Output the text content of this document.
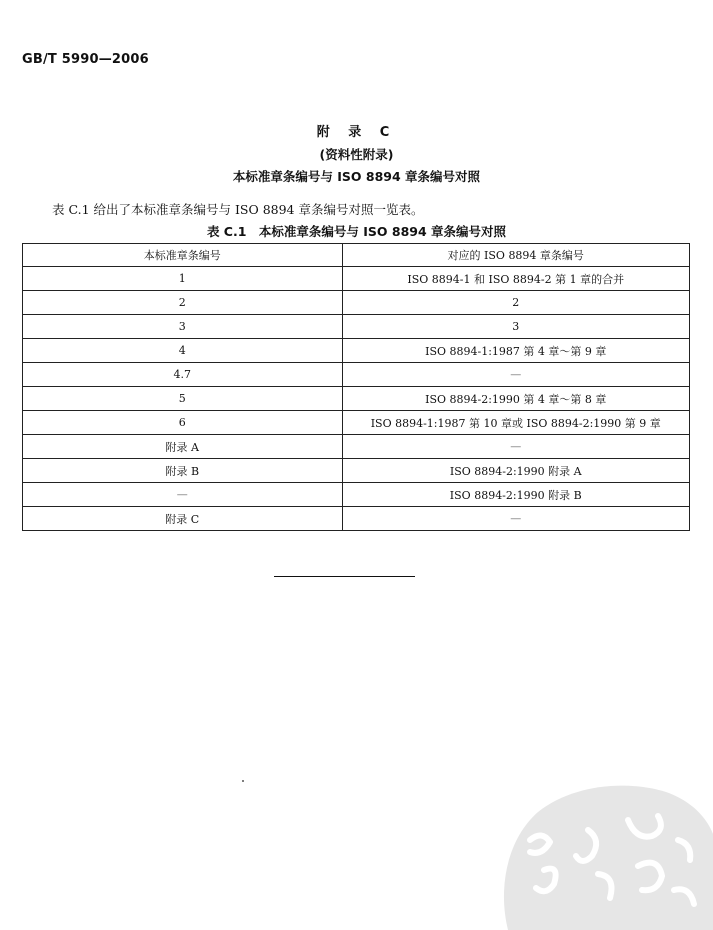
GB/T 5990—2006
附 录 C
(资料性附录)
本标准章条编号与 ISO 8894 章条编号对照
表 C.1 给出了本标准章条编号与 ISO 8894 章条编号对照一览表。
表 C.1　本标准章条编号与 ISO 8894 章条编号对照
本标准章条编号	对应的 ISO 8894 章条编号
1	ISO 8894-1 和 ISO 8894-2 第 1 章的合并
2	2
3	3
4	ISO 8894-1:1987 第 4 章～第 9 章
4.7	—
5	ISO 8894-2:1990 第 4 章～第 8 章
6	ISO 8894-1:1987 第 10 章或 ISO 8894-2:1990 第 9 章
附录 A	—
附录 B	ISO 8894-2:1990 附录 A
—	ISO 8894-2:1990 附录 B
附录 C	—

| Task prompt |
Restate each entry word for word, please, but drop any images it holds.

| Reply |
Output the text content of this document.
GB/T 5990—2006
附 录 C
(资料性附录)
本标准章条编号与 ISO 8894 章条编号对照
表 C.1 给出了本标准章条编号与 ISO 8894 章条编号对照一览表。
表 C.1　本标准章条编号与 ISO 8894 章条编号对照
本标准章条编号	对应的 ISO 8894 章条编号
1	ISO 8894-1 和 ISO 8894-2 第 1 章的合并
2	2
3	3
4	ISO 8894-1:1987 第 4 章～第 9 章
4.7	—
5	ISO 8894-2:1990 第 4 章～第 8 章
6	ISO 8894-1:1987 第 10 章或 ISO 8894-2:1990 第 9 章
附录 A	—
附录 B	ISO 8894-2:1990 附录 A
—	ISO 8894-2:1990 附录 B
附录 C	—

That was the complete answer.